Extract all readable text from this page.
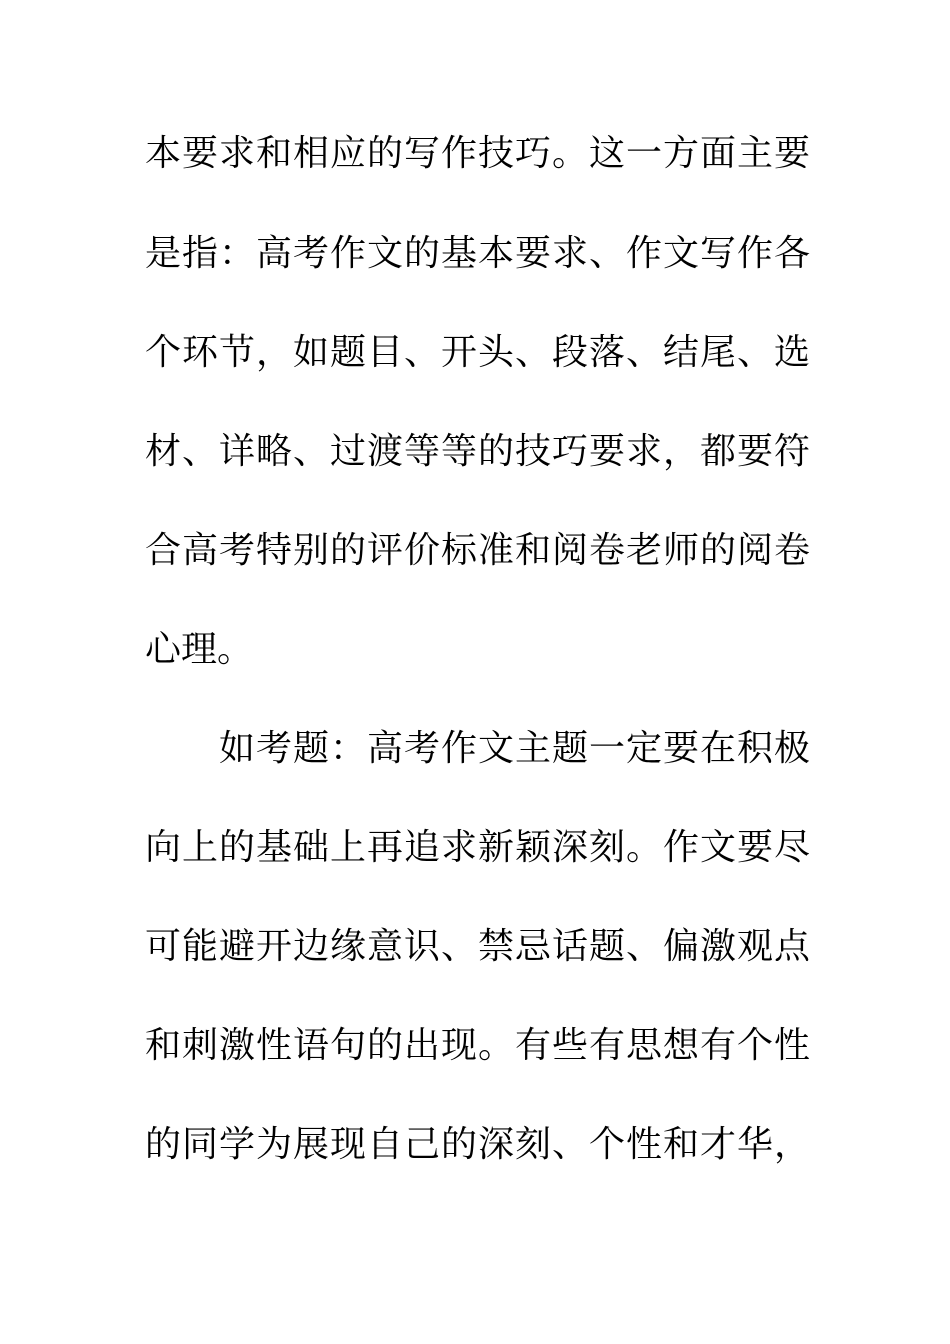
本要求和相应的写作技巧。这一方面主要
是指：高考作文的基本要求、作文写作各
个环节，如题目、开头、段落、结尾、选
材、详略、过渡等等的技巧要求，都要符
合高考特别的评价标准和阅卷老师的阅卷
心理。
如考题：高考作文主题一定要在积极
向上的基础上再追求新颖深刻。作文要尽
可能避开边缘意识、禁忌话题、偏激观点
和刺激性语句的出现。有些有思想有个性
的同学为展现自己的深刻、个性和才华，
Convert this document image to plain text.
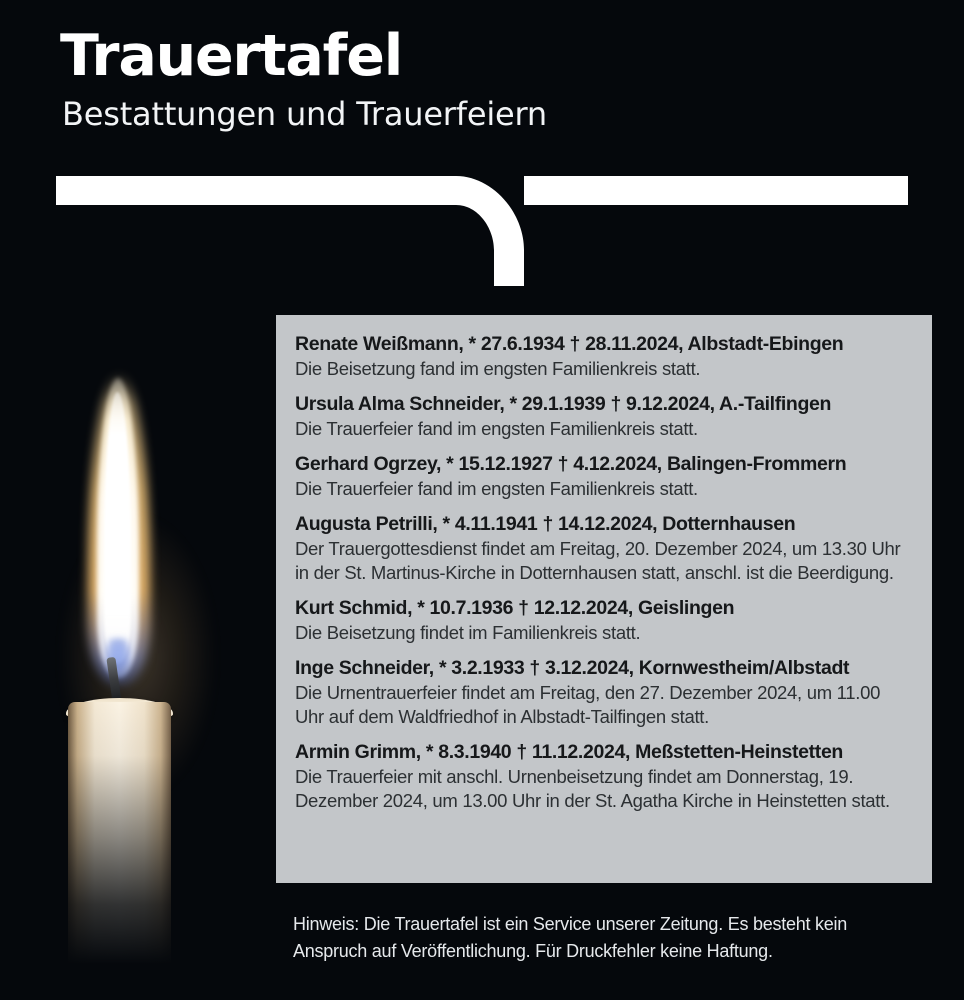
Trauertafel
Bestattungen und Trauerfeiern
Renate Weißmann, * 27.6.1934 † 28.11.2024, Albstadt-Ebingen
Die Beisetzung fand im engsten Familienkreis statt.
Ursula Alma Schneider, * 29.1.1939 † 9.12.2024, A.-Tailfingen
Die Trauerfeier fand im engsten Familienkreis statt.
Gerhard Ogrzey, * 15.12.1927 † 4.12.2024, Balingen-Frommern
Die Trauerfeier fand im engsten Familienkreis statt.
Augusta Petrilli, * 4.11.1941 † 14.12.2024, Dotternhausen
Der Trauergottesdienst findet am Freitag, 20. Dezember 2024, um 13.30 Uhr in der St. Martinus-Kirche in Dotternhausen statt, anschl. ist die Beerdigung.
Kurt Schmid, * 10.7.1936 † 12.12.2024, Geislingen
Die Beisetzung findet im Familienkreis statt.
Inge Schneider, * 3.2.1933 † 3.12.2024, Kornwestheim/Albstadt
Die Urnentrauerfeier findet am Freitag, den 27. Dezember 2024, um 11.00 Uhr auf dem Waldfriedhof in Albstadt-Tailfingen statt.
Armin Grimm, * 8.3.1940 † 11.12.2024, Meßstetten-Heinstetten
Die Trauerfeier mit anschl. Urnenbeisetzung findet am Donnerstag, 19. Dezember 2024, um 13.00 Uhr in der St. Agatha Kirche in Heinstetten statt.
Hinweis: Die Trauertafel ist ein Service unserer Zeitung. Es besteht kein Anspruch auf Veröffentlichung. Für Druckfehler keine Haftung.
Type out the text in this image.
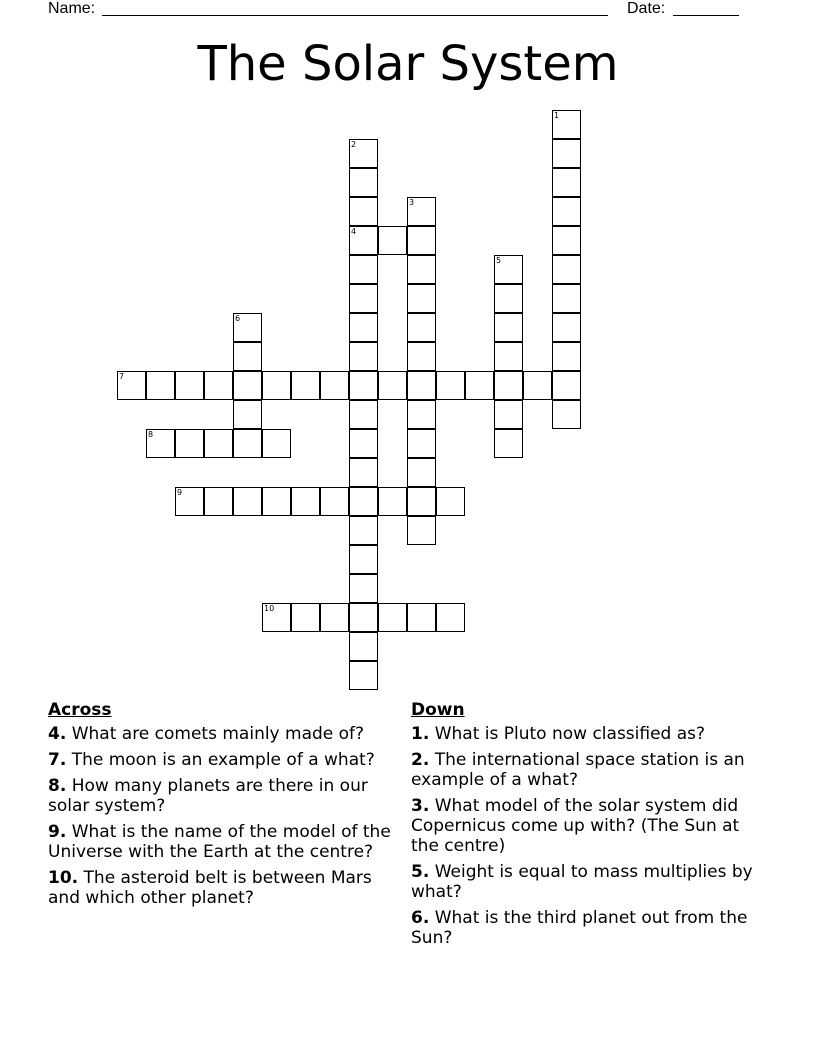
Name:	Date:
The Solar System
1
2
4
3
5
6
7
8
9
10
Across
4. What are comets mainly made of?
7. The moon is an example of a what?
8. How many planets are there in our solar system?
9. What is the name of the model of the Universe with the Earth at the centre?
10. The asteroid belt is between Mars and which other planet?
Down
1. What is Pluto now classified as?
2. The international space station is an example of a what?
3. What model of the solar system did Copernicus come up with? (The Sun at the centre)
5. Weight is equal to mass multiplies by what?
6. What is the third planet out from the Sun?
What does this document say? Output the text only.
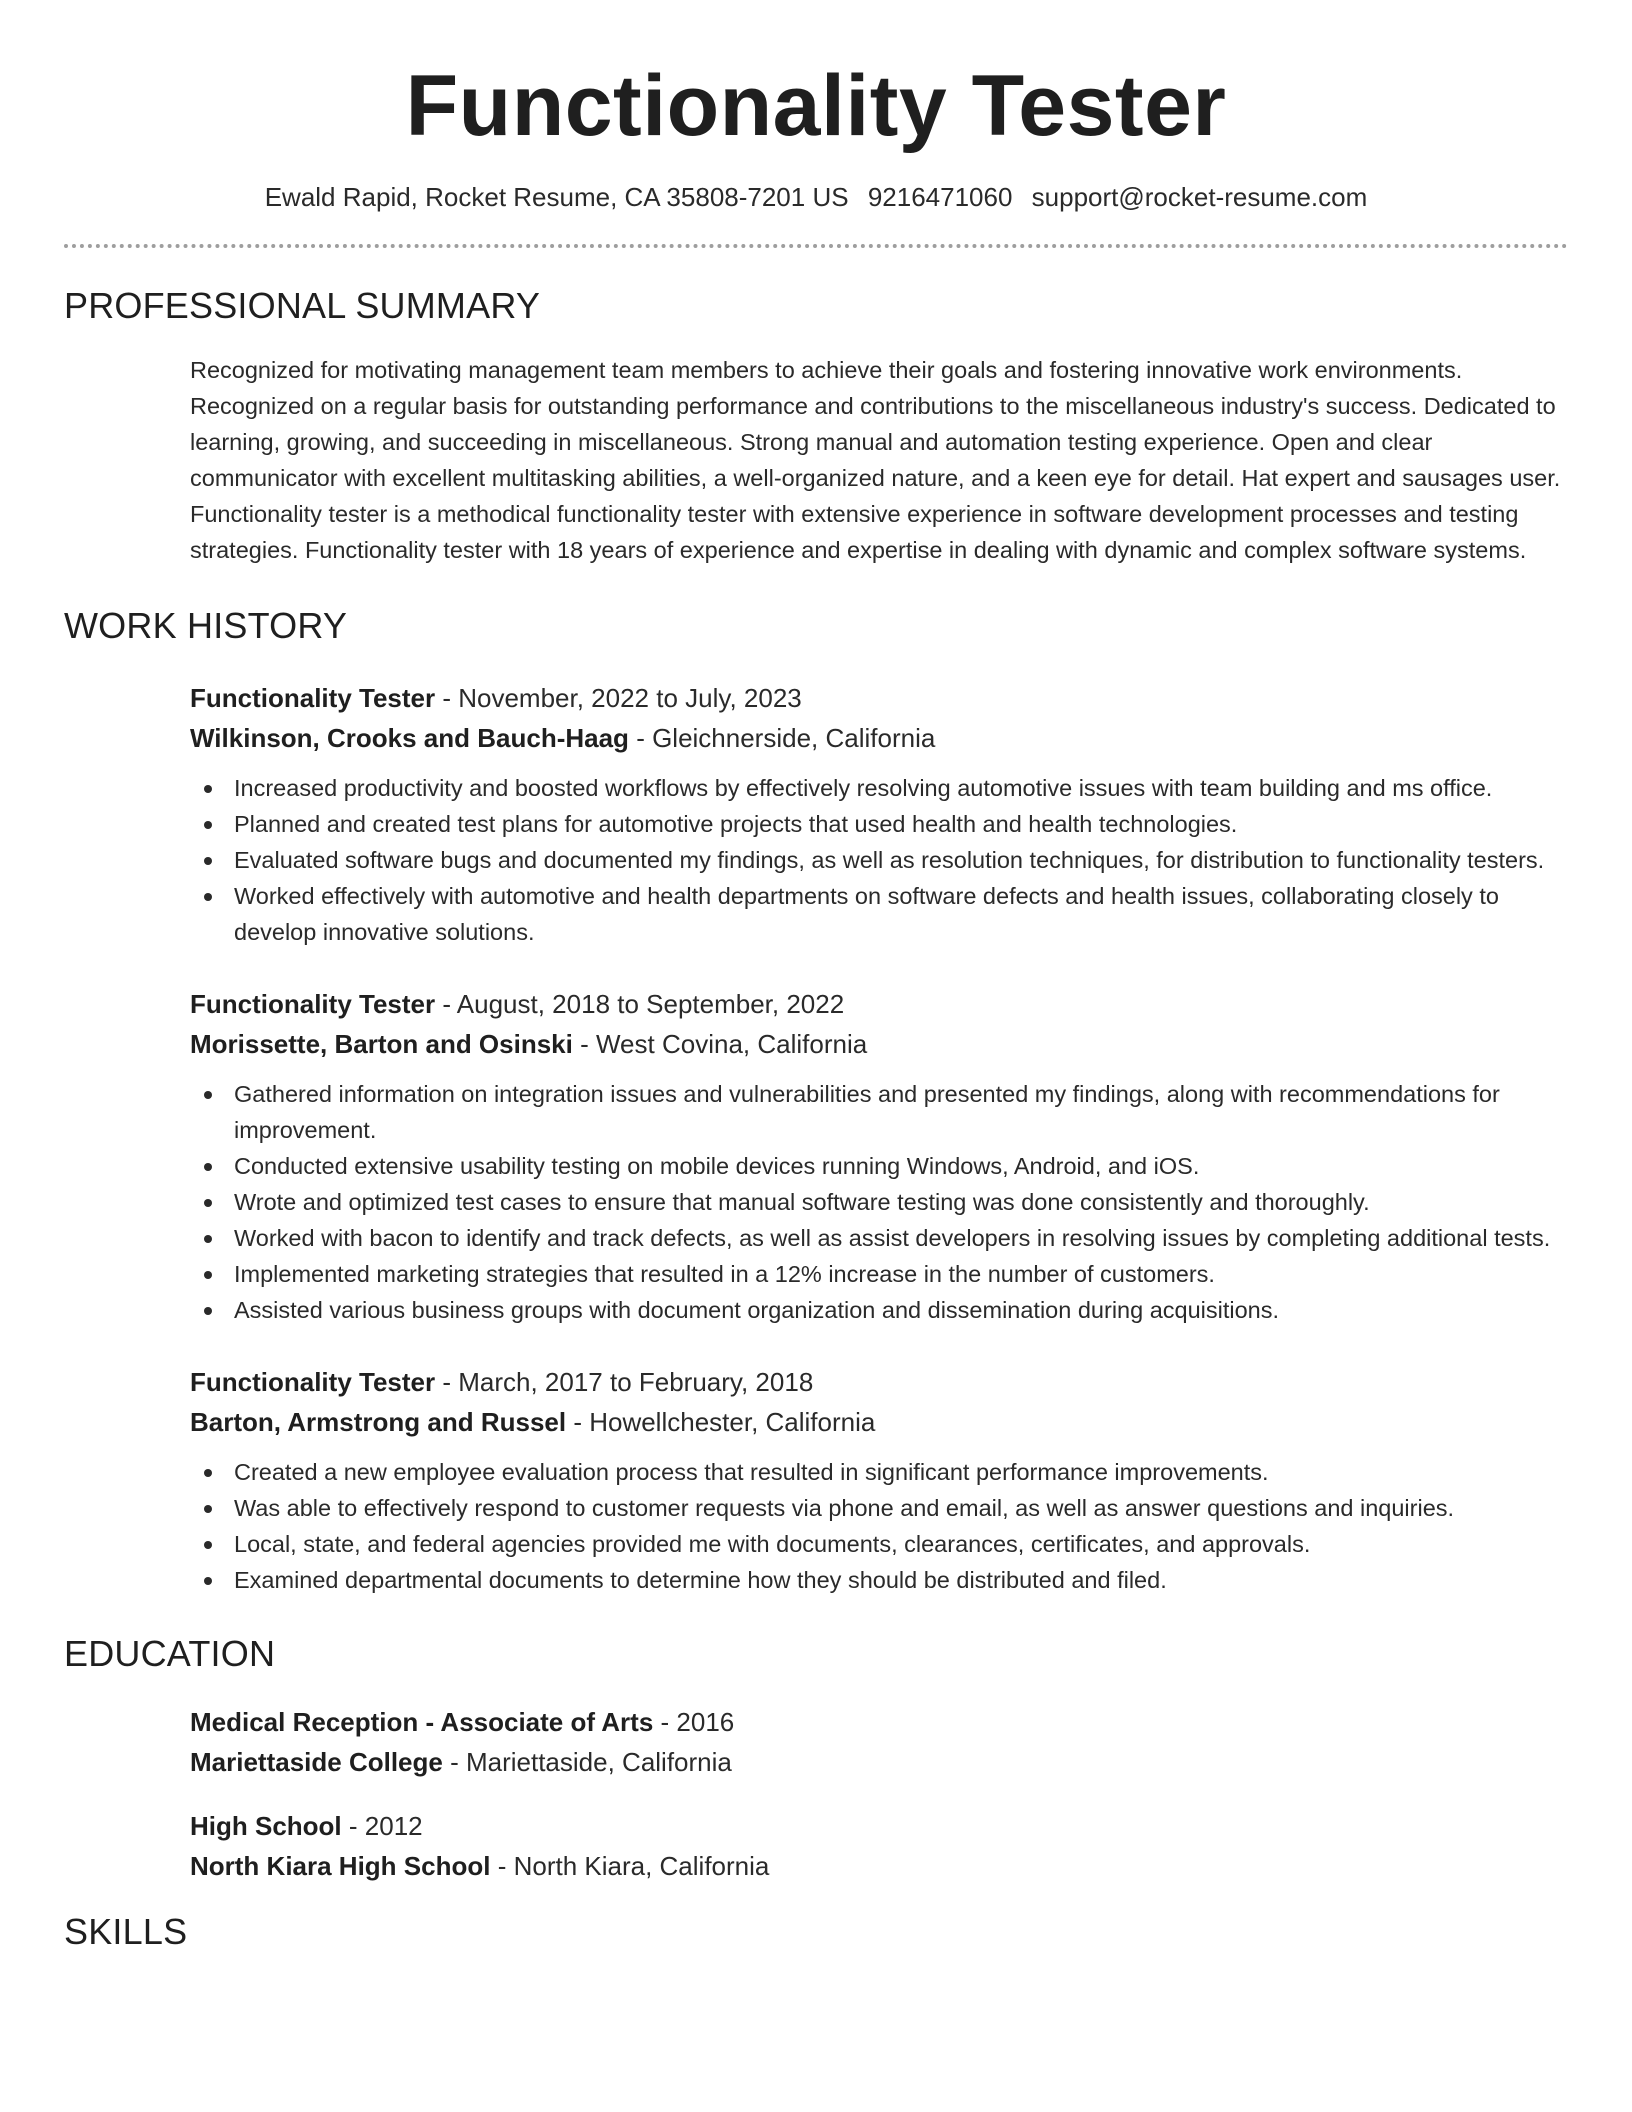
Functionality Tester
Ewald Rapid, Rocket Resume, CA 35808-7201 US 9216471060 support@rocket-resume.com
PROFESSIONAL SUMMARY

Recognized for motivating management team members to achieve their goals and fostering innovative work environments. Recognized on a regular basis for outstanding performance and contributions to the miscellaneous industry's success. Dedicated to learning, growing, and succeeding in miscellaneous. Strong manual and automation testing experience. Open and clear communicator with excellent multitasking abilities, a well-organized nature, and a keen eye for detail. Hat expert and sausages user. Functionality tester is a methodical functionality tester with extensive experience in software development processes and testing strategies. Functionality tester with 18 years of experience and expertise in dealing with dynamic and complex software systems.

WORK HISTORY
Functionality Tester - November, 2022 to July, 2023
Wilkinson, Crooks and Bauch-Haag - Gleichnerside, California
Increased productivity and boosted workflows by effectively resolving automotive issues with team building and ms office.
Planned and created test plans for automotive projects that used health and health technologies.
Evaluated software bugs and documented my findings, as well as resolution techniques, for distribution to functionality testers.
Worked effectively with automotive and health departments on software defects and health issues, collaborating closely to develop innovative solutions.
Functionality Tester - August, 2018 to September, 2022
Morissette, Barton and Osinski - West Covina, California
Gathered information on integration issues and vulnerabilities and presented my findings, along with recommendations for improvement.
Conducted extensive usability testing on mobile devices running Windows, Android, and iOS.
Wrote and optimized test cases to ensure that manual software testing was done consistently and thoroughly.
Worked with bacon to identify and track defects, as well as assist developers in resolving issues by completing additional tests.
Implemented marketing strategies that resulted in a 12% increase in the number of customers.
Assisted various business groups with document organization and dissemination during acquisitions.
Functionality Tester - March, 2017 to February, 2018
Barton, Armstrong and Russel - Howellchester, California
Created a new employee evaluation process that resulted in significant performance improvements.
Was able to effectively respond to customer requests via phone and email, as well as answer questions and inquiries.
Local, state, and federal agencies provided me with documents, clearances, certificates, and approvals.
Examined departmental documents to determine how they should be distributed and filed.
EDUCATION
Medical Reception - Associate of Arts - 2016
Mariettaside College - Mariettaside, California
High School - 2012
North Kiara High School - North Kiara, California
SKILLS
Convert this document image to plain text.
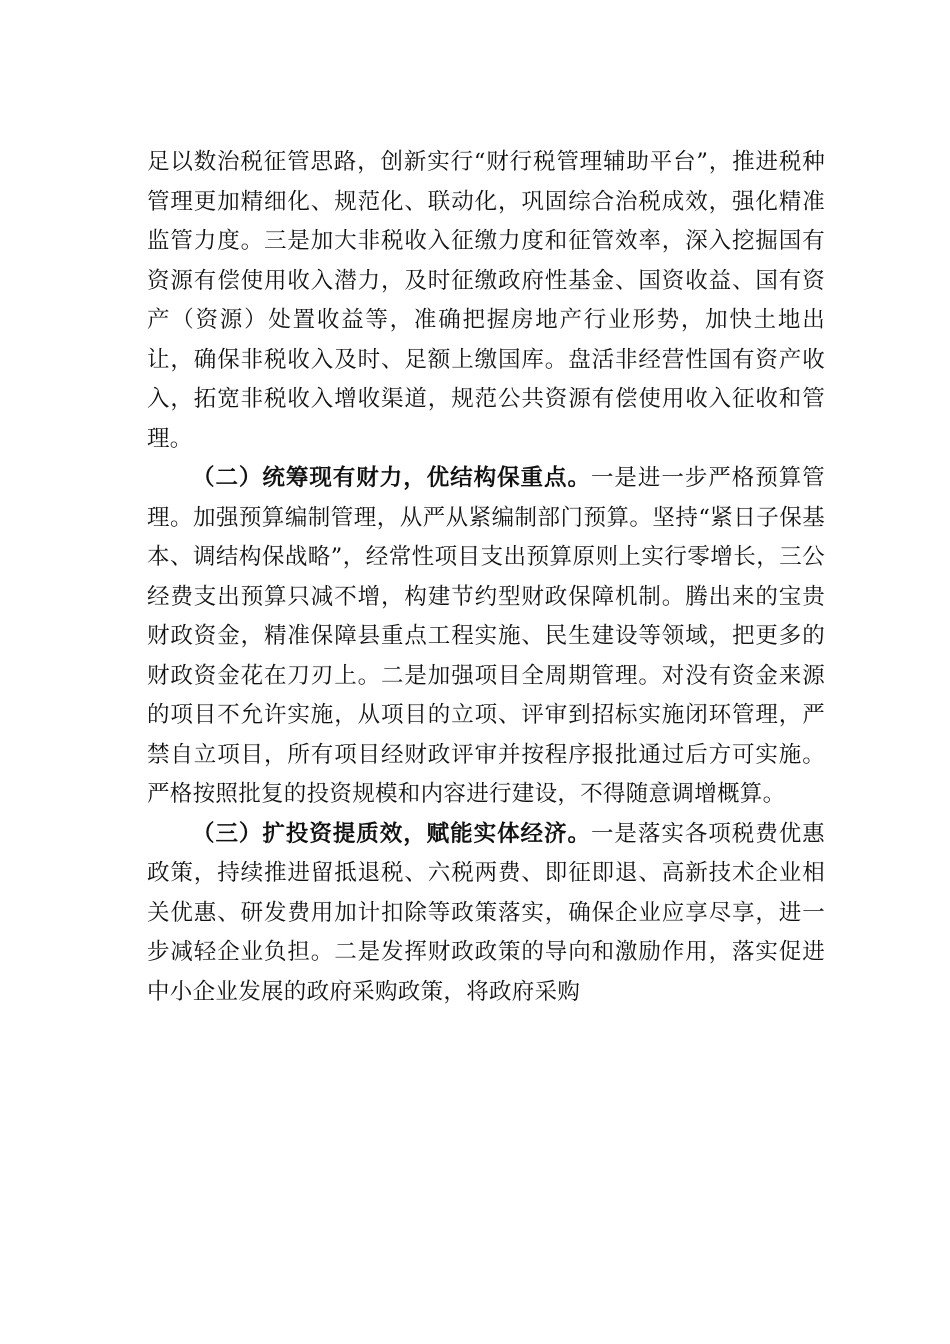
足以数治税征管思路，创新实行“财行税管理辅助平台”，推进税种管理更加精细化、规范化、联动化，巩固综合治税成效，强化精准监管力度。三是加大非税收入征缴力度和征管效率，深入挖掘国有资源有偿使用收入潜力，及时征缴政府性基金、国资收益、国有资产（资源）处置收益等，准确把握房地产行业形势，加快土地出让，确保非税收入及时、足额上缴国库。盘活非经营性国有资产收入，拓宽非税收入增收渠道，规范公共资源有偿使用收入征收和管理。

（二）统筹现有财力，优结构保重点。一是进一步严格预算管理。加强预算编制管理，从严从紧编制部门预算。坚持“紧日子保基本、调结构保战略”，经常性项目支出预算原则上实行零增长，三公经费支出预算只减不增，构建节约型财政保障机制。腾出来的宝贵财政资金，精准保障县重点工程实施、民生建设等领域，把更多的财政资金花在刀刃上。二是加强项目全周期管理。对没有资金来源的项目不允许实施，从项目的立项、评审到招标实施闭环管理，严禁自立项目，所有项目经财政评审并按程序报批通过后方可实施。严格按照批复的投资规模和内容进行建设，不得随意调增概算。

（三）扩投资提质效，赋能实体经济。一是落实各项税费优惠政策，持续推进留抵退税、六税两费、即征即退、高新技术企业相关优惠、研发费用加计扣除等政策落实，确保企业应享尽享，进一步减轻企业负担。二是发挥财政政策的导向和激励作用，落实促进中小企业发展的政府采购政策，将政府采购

◆ **REQUIRED TASK**
Copy all lines of the material above where the string "Freitag" occurs.

◆ **EXERCISE ANSWER**
Der Trauergottesdienst findet am Freitag, 20. Dezember 2024, um 13.30 Uhr in der St. Martinus-Kirche in Dotternhausen statt, anschl. ist die Beerdigung.
Die Urnentrauerfeier findet am Freitag, den 27. Dezember 2024, um 11.00 Uhr auf dem Waldfriedhof in Albstadt-Tailfingen statt.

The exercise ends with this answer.